== Trecho da página ==
= = = = =

10 de julho de 2026
Bairros

Briga entre mãe e filha acaba em denúncia de pedofilia

Marcus Liborio
| Tempo de leitura: 2 min

Acusado de pedofilia, um aposentado de 61 anos só não acabou preso porque a Polícia Civil já tinha conhecimento de que a denúncia pode ter sido, na verdade, motivada como vingança de uma briga. A confusão seria entre a companheira do acusado e a filha da mulher. Esta, como represália contra a mãe, teria feito a denúncia. O caso segue em investigação.

Quando houve a briga, a companheira do acusado se adiantou e foi até a CPJ para mostrar mensagens que recebera da filha pelo WhatsApp. No texto, ela diz que iria à delegacia denunciar que o padrasto havia estuprado sua filha, de 11 anos.

Os policiais civis apuraram que a criança não teve contato com o homem na última segunda-feira (22), o que não configura flagrante e, por isso, ele irá responder inquérito em liberdade. O acusado ainda escapou, por pouco, de ser linchado por populares, pois a PM foi acionada à residência dos familiares, na Vila Industrial, em Bauru.

O episódio começou na noite desta segunda. Em boletim de ocorrência registrado como injúria, uma doméstica de 54 anos declara que sumiram R$ 150,00 e um perfume de seu quarto e que sua filha foi vista entrando no cômodo. Ao ser questionada, a cabeleireira, de 31 anos, começou a discutir com sua genitora.

Durante a briga, a cabeleireira teria dito que iria até a delegacia para acusar o companheiro da mãe de pedofilia, alegando que o homem havia abusado de sua filha, de 11 anos. A doméstica, entretanto, foi antes à CPJ e mostrou as mensagens em que a filha falava que faria a acusação.

= = = = =

(Itens armazenados)

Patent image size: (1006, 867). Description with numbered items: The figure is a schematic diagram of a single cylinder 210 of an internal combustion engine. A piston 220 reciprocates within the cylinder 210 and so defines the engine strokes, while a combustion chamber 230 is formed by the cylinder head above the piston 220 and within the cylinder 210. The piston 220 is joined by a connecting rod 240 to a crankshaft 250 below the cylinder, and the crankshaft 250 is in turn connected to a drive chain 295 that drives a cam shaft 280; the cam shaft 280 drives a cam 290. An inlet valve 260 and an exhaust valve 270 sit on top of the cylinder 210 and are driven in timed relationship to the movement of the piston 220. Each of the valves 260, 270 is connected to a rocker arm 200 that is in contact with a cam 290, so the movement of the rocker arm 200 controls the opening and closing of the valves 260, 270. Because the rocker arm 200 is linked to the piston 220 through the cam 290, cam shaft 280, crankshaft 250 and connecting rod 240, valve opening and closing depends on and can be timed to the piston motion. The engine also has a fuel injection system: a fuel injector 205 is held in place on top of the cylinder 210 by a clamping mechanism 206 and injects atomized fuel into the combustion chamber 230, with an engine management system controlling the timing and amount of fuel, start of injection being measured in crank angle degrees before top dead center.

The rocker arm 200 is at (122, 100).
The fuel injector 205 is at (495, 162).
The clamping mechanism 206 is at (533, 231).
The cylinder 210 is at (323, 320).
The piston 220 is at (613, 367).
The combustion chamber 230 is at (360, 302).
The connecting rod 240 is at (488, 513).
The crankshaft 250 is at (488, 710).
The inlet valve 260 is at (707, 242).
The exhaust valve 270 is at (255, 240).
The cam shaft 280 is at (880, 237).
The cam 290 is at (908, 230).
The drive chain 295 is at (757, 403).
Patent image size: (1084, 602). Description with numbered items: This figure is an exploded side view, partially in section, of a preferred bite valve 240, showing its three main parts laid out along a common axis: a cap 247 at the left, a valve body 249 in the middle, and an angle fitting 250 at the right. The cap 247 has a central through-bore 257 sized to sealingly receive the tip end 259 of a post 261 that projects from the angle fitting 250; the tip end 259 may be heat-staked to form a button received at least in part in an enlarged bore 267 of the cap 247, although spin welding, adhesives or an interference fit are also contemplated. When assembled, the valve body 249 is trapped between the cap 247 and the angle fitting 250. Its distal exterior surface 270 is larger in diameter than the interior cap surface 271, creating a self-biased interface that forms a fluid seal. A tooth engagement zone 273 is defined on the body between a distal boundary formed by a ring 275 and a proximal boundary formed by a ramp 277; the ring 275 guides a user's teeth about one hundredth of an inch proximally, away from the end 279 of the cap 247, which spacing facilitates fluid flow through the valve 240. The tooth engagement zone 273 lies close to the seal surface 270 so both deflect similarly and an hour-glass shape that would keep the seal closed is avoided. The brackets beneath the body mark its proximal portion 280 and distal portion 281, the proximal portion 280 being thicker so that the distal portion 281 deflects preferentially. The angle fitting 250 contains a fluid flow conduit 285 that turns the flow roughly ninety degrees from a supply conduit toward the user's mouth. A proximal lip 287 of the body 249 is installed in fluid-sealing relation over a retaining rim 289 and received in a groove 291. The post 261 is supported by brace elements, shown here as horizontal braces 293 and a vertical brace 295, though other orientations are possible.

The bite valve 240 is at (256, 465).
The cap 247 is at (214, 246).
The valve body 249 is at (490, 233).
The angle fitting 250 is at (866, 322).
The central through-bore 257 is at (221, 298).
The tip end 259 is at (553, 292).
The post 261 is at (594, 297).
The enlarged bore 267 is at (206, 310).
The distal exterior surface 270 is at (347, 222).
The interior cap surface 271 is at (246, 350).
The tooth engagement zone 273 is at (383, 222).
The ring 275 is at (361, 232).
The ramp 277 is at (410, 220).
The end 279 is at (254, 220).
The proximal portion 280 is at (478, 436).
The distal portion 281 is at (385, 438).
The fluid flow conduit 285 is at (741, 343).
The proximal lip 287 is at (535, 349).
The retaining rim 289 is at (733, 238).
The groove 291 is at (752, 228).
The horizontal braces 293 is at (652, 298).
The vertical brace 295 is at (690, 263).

= = = = =

== Exercícios propostos ==
a) Em que bairro de Bauru fica a residência dos familiares para onde a PM foi acionada, segundo a notícia sobre a denúncia de pedofilia?
b) Escreva a continuação da notícia sobre a denúncia de pedofilia a partir do ponto em que o texto termina.
Os dados não têm relação com a notícia sobre a denúncia de pedofilia.

== Exercícios resolvidos ==
a) Na Vila Industrial.

b)
Mais tarde, a PM foi acionada na casa para conter um tumulto, uma vez que alguns moradores tentavam agredir o aposentado. Todos foram levados à CPJ, onde a cabeleireira sustentou a acusação de que o padrasto teria acariciado as partes íntimas de sua filha. No entanto, a equipe plantonista já sabia do teor da denúncia e apurou, ainda, que a menina não havia tido contato com o acusado na segunda, descartando o flagrante.  

Considerando as circunstâncias, foi  instaurado inquérito e o aposentado responderá em liberdade. Segundo a titular da Delegacia de Defesa da Mulher (DDM), Priscila Bianchini, havia muitas divergências nos depoimentos. “Por isso, o plantonista optou pelo inquérito, para que a suposta vítima seja submetida a exame toxicológico e avaliação psicológica e nós tenhamos um conjunto de provas para decidir se iremos representar pela prisão preventiva dele ou não”, pontua Bianchini.